Go through the entries one line at a time, and gather every line that has the word "height".

____________________

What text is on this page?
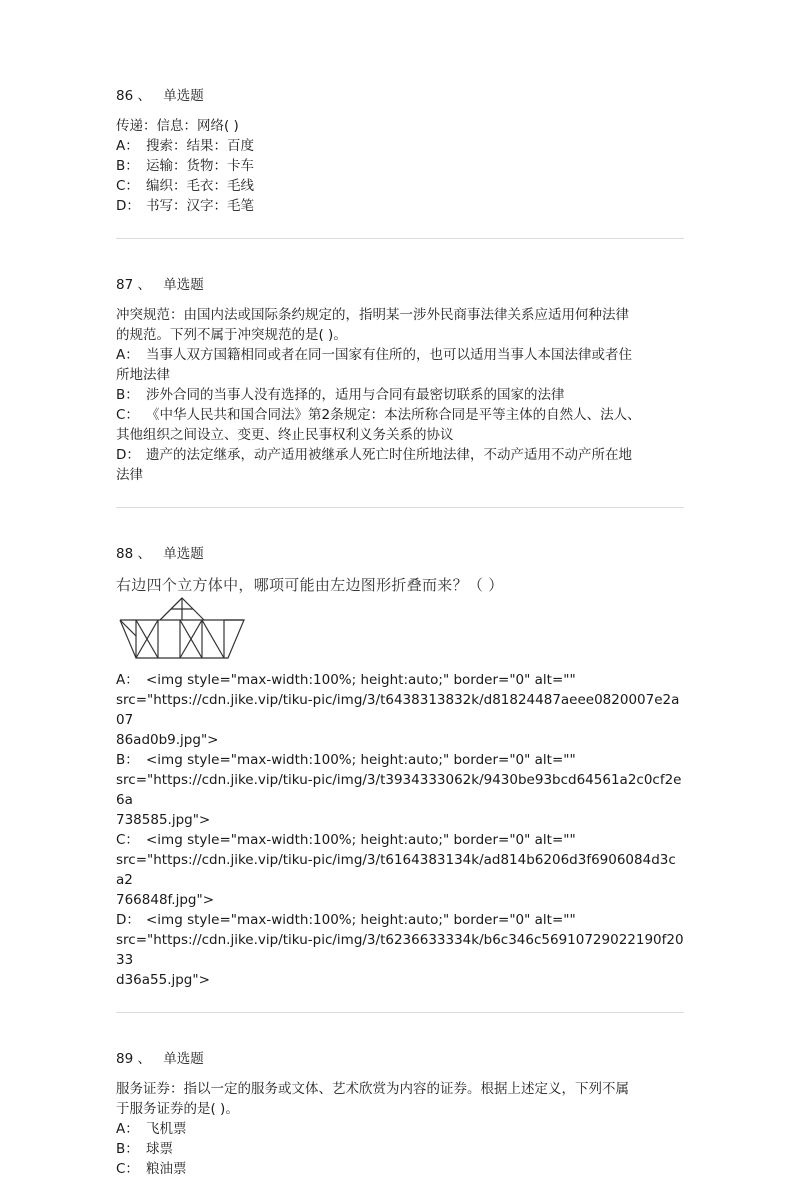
86 、 单选题
传递：信息：网络( )
A： 搜索：结果：百度
B： 运输：货物：卡车
C： 编织：毛衣：毛线
D： 书写：汉字：毛笔
87 、 单选题
冲突规范：由国内法或国际条约规定的，指明某一涉外民商事法律关系应适用何种法律
的规范。下列不属于冲突规范的是( )。
A： 当事人双方国籍相同或者在同一国家有住所的，也可以适用当事人本国法律或者住
所地法律
B： 涉外合同的当事人没有选择的，适用与合同有最密切联系的国家的法律
C： 《中华人民共和国合同法》第2条规定：本法所称合同是平等主体的自然人、法人、
其他组织之间设立、变更、终止民事权利义务关系的协议
D： 遗产的法定继承，动产适用被继承人死亡时住所地法律，不动产适用不动产所在地
法律
88 、 单选题
右边四个立方体中，哪项可能由左边图形折叠而来？（ ）
A： <img style="max-width:100%; height:auto;" border="0" alt=""
src="https://cdn.jike.vip/tiku-pic/img/3/t6438313832k/d81824487aeee0820007e2a07
86ad0b9.jpg">
B： <img style="max-width:100%; height:auto;" border="0" alt=""
src="https://cdn.jike.vip/tiku-pic/img/3/t3934333062k/9430be93bcd64561a2c0cf2e6a
738585.jpg">
C： <img style="max-width:100%; height:auto;" border="0" alt=""
src="https://cdn.jike.vip/tiku-pic/img/3/t6164383134k/ad814b6206d3f6906084d3ca2
766848f.jpg">
D： <img style="max-width:100%; height:auto;" border="0" alt=""
src="https://cdn.jike.vip/tiku-pic/img/3/t6236633334k/b6c346c56910729022190f2033
d36a55.jpg">
89 、 单选题
服务证券：指以一定的服务或文体、艺术欣赏为内容的证券。根据上述定义，下列不属
于服务证券的是( )。
A： 飞机票
B： 球票
C： 粮油票
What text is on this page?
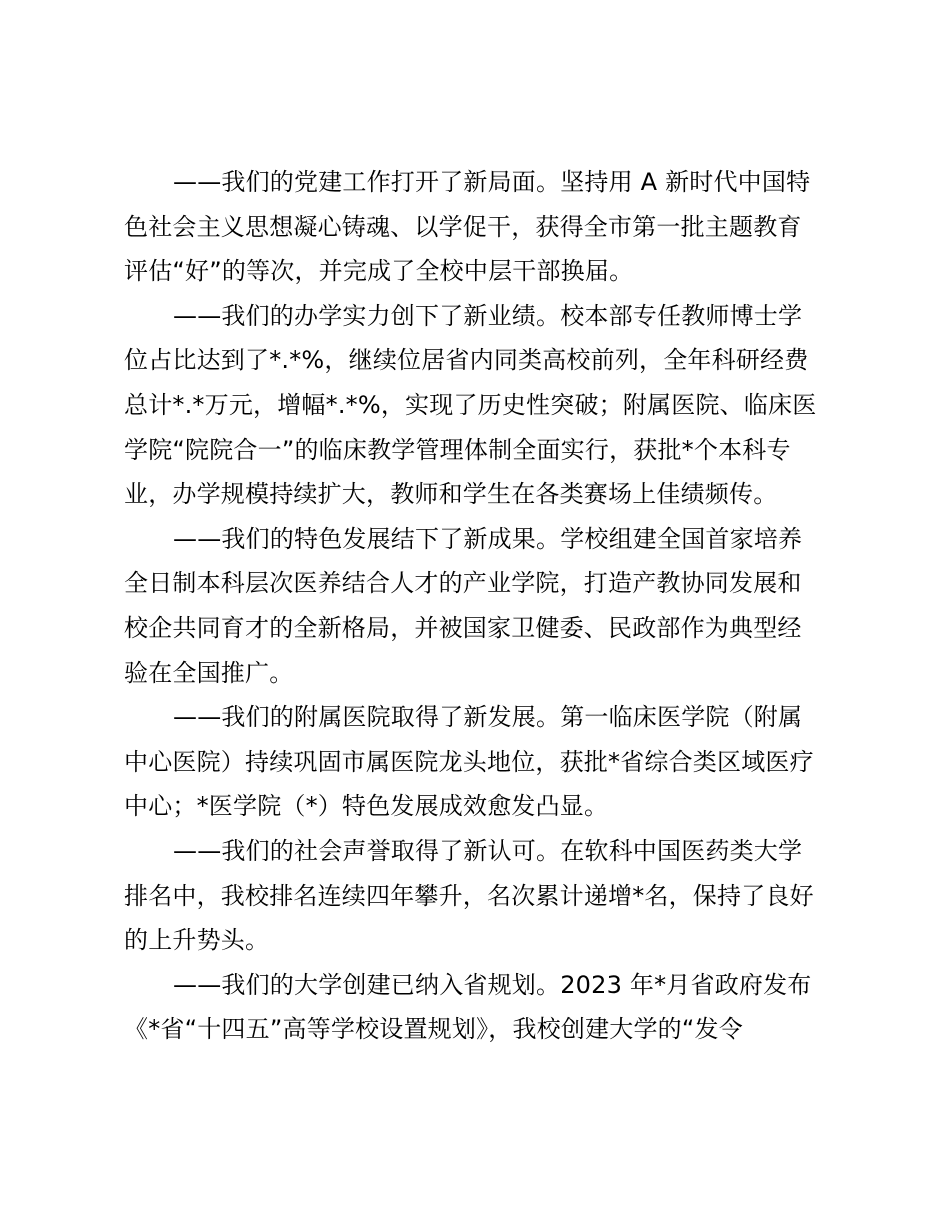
——我们的党建工作打开了新局面。坚持用 A 新时代中国特
色社会主义思想凝心铸魂、以学促干，获得全市第一批主题教育
评估“好”的等次，并完成了全校中层干部换届。
——我们的办学实力创下了新业绩。校本部专任教师博士学
位占比达到了*.*%，继续位居省内同类高校前列，全年科研经费
总计*.*万元，增幅*.*%，实现了历史性突破；附属医院、临床医
学院“院院合一”的临床教学管理体制全面实行，获批*个本科专
业，办学规模持续扩大，教师和学生在各类赛场上佳绩频传。
——我们的特色发展结下了新成果。学校组建全国首家培养
全日制本科层次医养结合人才的产业学院，打造产教协同发展和
校企共同育才的全新格局，并被国家卫健委、民政部作为典型经
验在全国推广。
——我们的附属医院取得了新发展。第一临床医学院（附属
中心医院）持续巩固市属医院龙头地位，获批*省综合类区域医疗
中心；*医学院（*）特色发展成效愈发凸显。
——我们的社会声誉取得了新认可。在软科中国医药类大学
排名中，我校排名连续四年攀升，名次累计递增*名，保持了良好
的上升势头。
——我们的大学创建已纳入省规划。2023 年*月省政府发布
《*省“十四五”高等学校设置规划》，我校创建大学的“发令
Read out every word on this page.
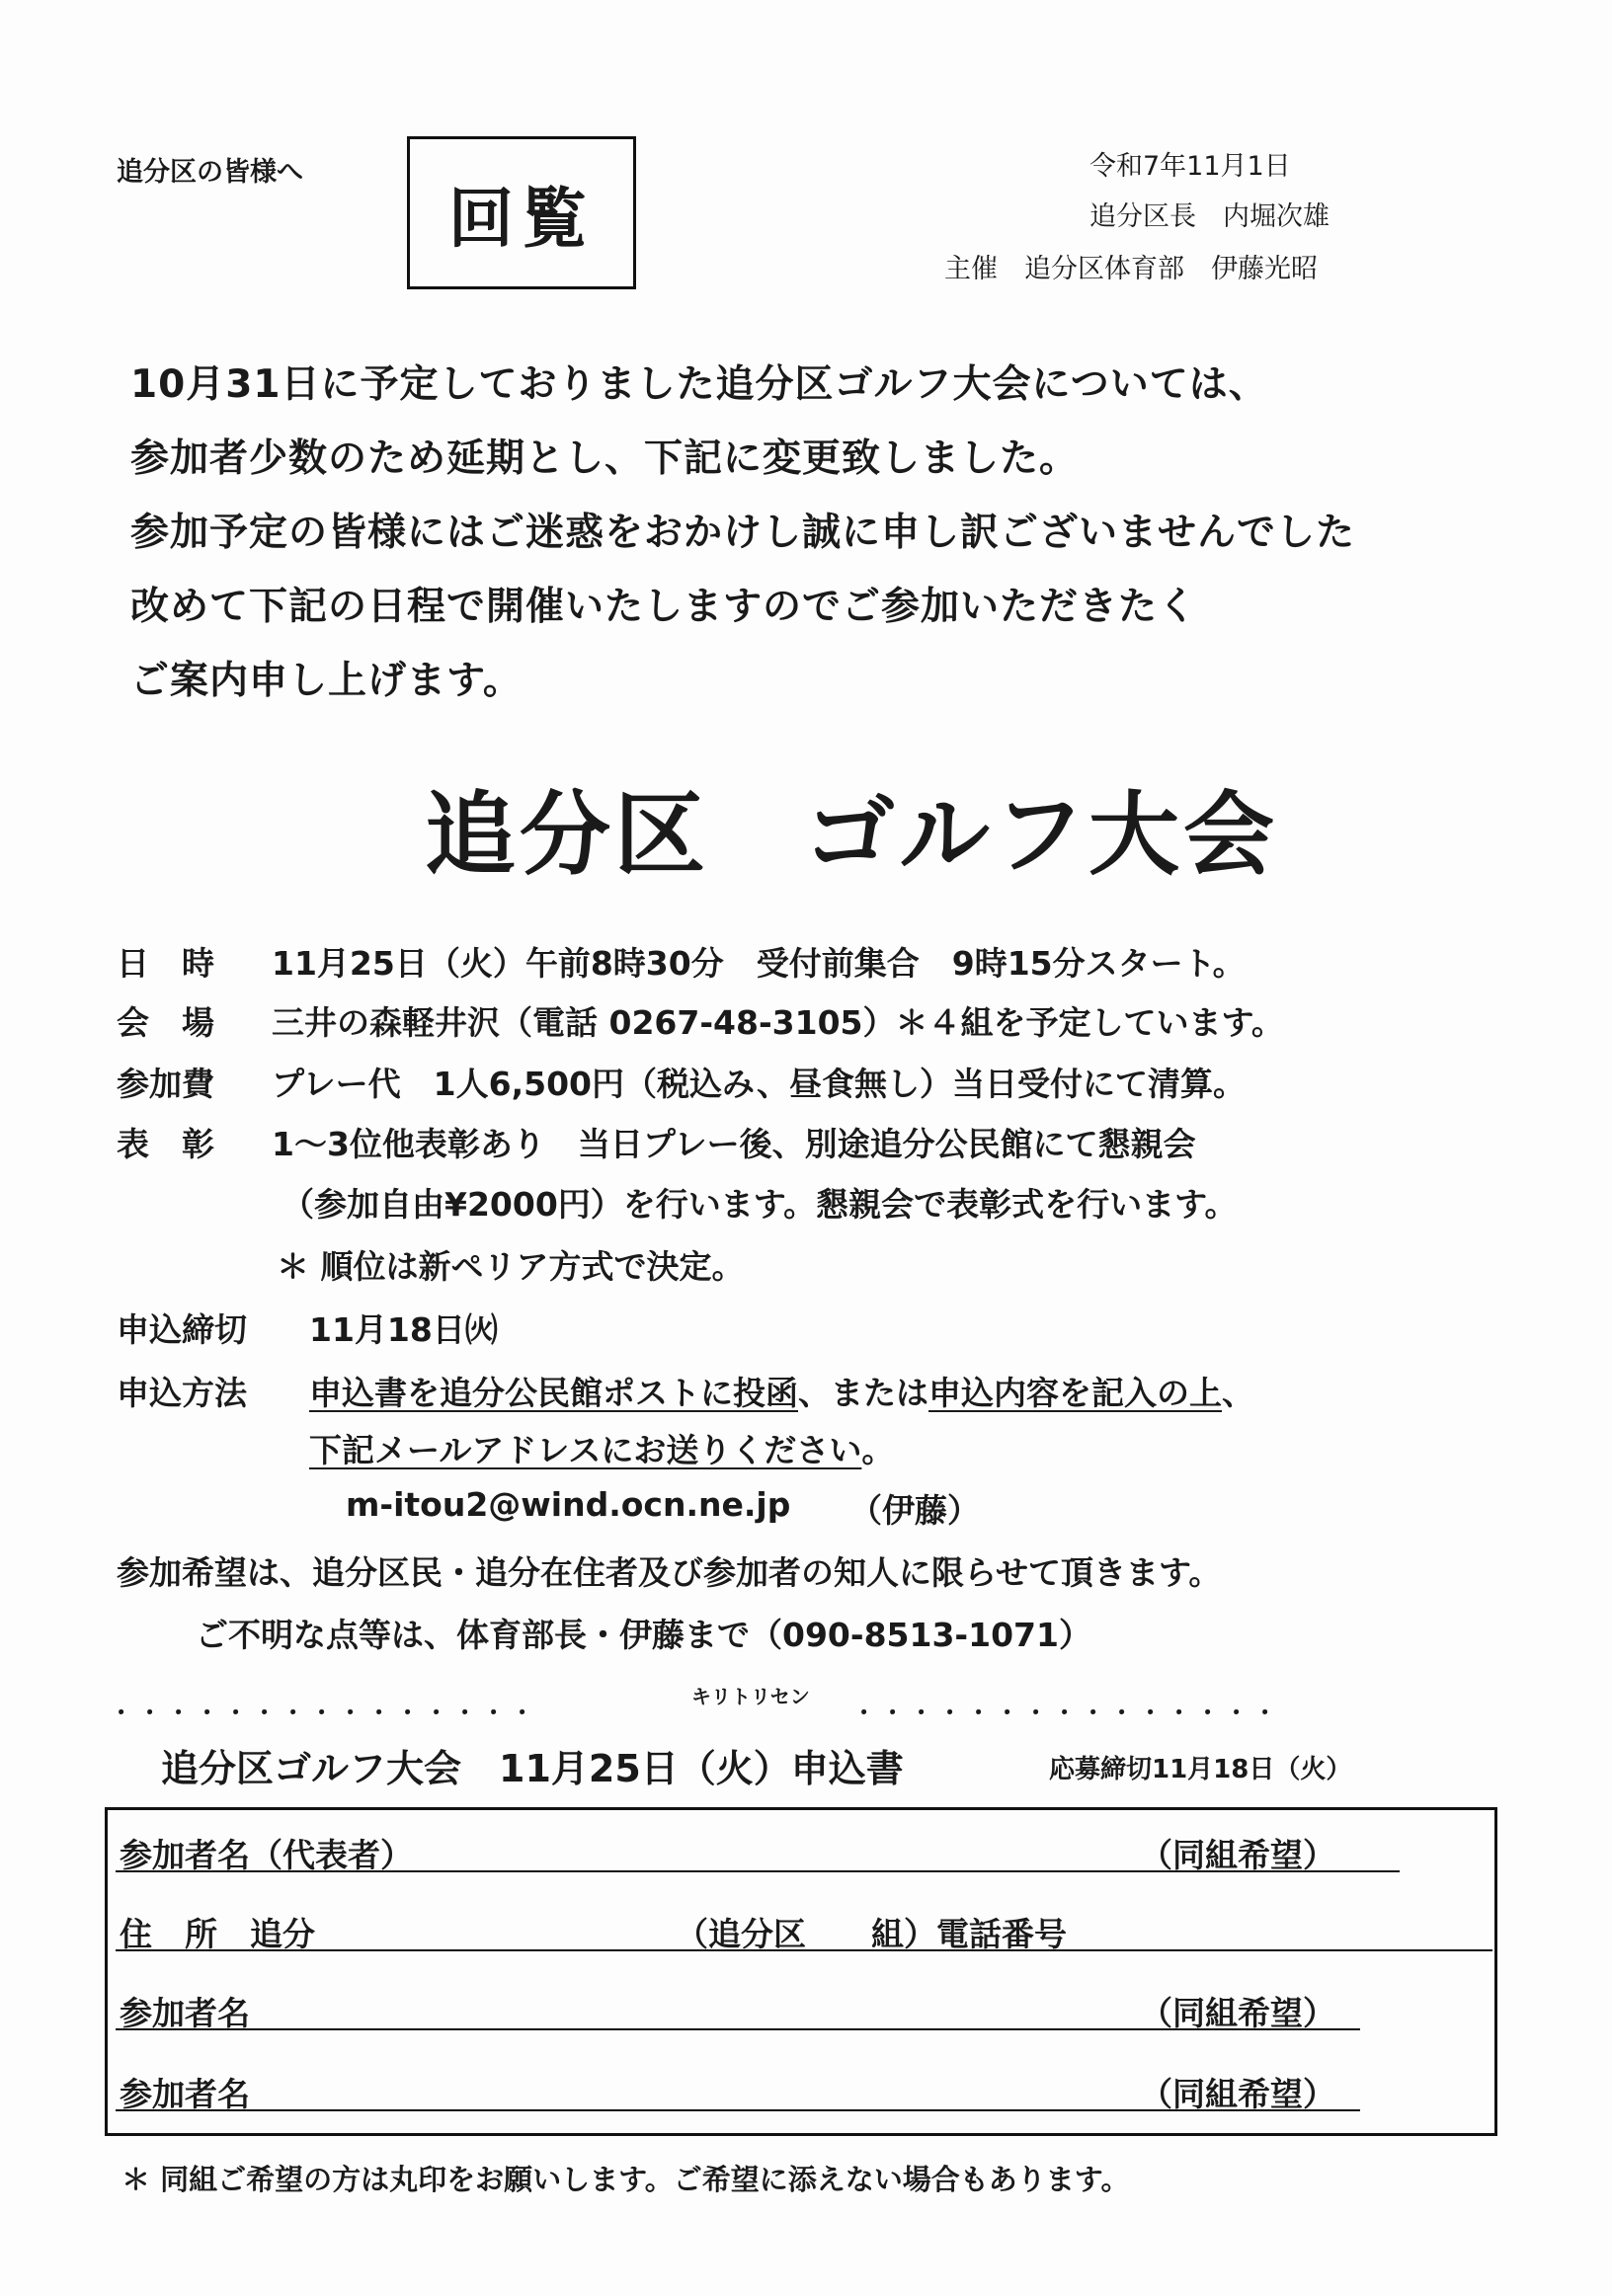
追分区の皆様へ
回覧
令和7年11月1日
追分区長　内堀次雄
主催　追分区体育部　伊藤光昭
10月31日に予定しておりました追分区ゴルフ大会については、
参加者少数のため延期とし、下記に変更致しました。
参加予定の皆様にはご迷惑をおかけし誠に申し訳ございませんでした
改めて下記の日程で開催いたしますのでご参加いただきたく
ご案内申し上げます。
追分区　ゴルフ大会
日　時 11月25日（火）午前8時30分　受付前集合　9時15分スタート。
会　場 三井の森軽井沢（電話 0267-48-3105）＊４組を予定しています。
参加費 プレー代　1人6,500円（税込み、昼食無し）当日受付にて清算。
表　彰 1～3位他表彰あり　当日プレー後、別途追分公民館にて懇親会
（参加自由¥2000円）を行います。懇親会で表彰式を行います。
＊ 順位は新ペリア方式で決定。
申込締切 11月18日㈫
申込方法 申込書を追分公民館ポストに投函、または申込内容を記入の上、
下記メールアドレスにお送りください。
m-itou2@wind.ocn.ne.jp （伊藤）
参加希望は、追分区民・追分在住者及び参加者の知人に限らせて頂きます。
ご不明な点等は、体育部長・伊藤まで（090-8513-1071）
．．．．．．．．．．．．．．．	キリトリセン ．．．．．．．．．．．．．．．
追分区ゴルフ大会　11月25日（火）申込書	応募締切11月18日（火）
参加者名（代表者）	（同組希望）
住　所　追分	（追分区　　組）電話番号
参加者名	（同組希望）
参加者名	（同組希望）
＊ 同組ご希望の方は丸印をお願いします。ご希望に添えない場合もあります。
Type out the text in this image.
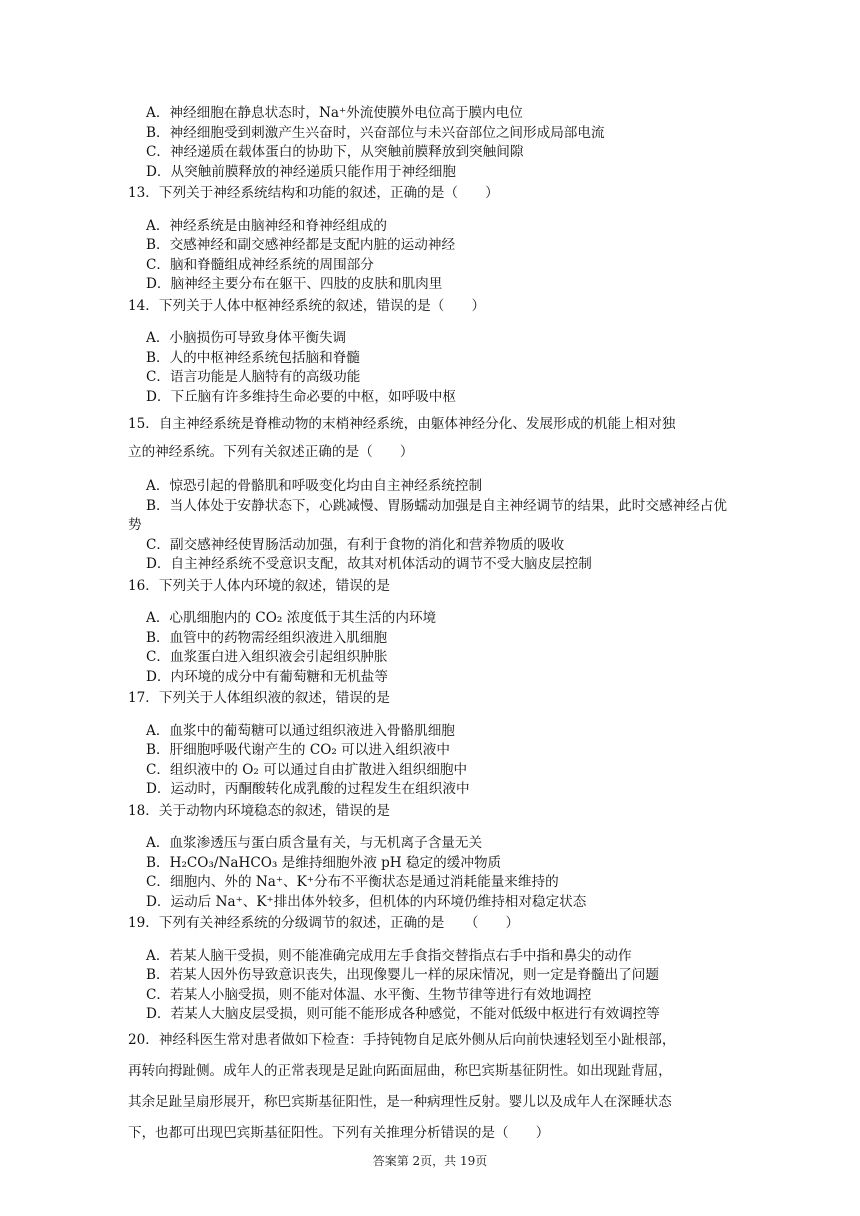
A．神经细胞在静息状态时，Na⁺外流使膜外电位高于膜内电位
B．神经细胞受到刺激产生兴奋时，兴奋部位与未兴奋部位之间形成局部电流
C．神经递质在载体蛋白的协助下，从突触前膜释放到突触间隙
D．从突触前膜释放的神经递质只能作用于神经细胞
13．下列关于神经系统结构和功能的叙述，正确的是（　　）
A．神经系统是由脑神经和脊神经组成的
B．交感神经和副交感神经都是支配内脏的运动神经
C．脑和脊髓组成神经系统的周围部分
D．脑神经主要分布在躯干、四肢的皮肤和肌肉里
14．下列关于人体中枢神经系统的叙述，错误的是（　　）
A．小脑损伤可导致身体平衡失调
B．人的中枢神经系统包括脑和脊髓
C．语言功能是人脑特有的高级功能
D．下丘脑有许多维持生命必要的中枢，如呼吸中枢
15．自主神经系统是脊椎动物的末梢神经系统，由躯体神经分化、发展形成的机能上相对独
立的神经系统。下列有关叙述正确的是（　　）
A．惊恐引起的骨骼肌和呼吸变化均由自主神经系统控制
B．当人体处于安静状态下，心跳减慢、胃肠蠕动加强是自主神经调节的结果，此时交感神经占优势
C．副交感神经使胃肠活动加强，有利于食物的消化和营养物质的吸收
D．自主神经系统不受意识支配，故其对机体活动的调节不受大脑皮层控制
16．下列关于人体内环境的叙述，错误的是
A．心肌细胞内的 CO₂ 浓度低于其生活的内环境
B．血管中的药物需经组织液进入肌细胞
C．血浆蛋白进入组织液会引起组织肿胀
D．内环境的成分中有葡萄糖和无机盐等
17．下列关于人体组织液的叙述，错误的是
A．血浆中的葡萄糖可以通过组织液进入骨骼肌细胞
B．肝细胞呼吸代谢产生的 CO₂ 可以进入组织液中
C．组织液中的 O₂ 可以通过自由扩散进入组织细胞中
D．运动时，丙酮酸转化成乳酸的过程发生在组织液中
18．关于动物内环境稳态的叙述，错误的是
A．血浆渗透压与蛋白质含量有关，与无机离子含量无关
B．H₂CO₃/NaHCO₃ 是维持细胞外液 pH 稳定的缓冲物质
C．细胞内、外的 Na⁺、K⁺分布不平衡状态是通过消耗能量来维持的
D．运动后 Na⁺、K⁺排出体外较多，但机体的内环境仍维持相对稳定状态
19．下列有关神经系统的分级调节的叙述，正确的是　　（　　）
A．若某人脑干受损，则不能准确完成用左手食指交替指点右手中指和鼻尖的动作
B．若某人因外伤导致意识丧失，出现像婴儿一样的尿床情况，则一定是脊髓出了问题
C．若某人小脑受损，则不能对体温、水平衡、生物节律等进行有效地调控
D．若某人大脑皮层受损，则可能不能形成各种感觉，不能对低级中枢进行有效调控等
20．神经科医生常对患者做如下检查：手持钝物自足底外侧从后向前快速轻划至小趾根部，
再转向拇趾侧。成年人的正常表现是足趾向跖面屈曲，称巴宾斯基征阴性。如出现趾背屈，
其余足趾呈扇形展开，称巴宾斯基征阳性，是一种病理性反射。婴儿以及成年人在深睡状态
下，也都可出现巴宾斯基征阳性。下列有关推理分析错误的是（　　）
答案第 2页，共 19页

____________________

__ANSWER TO THIS EXERCISE__.
A： <img style="max-width:100%; height:auto;" border="0" alt=""
B： <img style="max-width:100%; height:auto;" border="0" alt=""
C： <img style="max-width:100%; height:auto;" border="0" alt=""
D： <img style="max-width:100%; height:auto;" border="0" alt=""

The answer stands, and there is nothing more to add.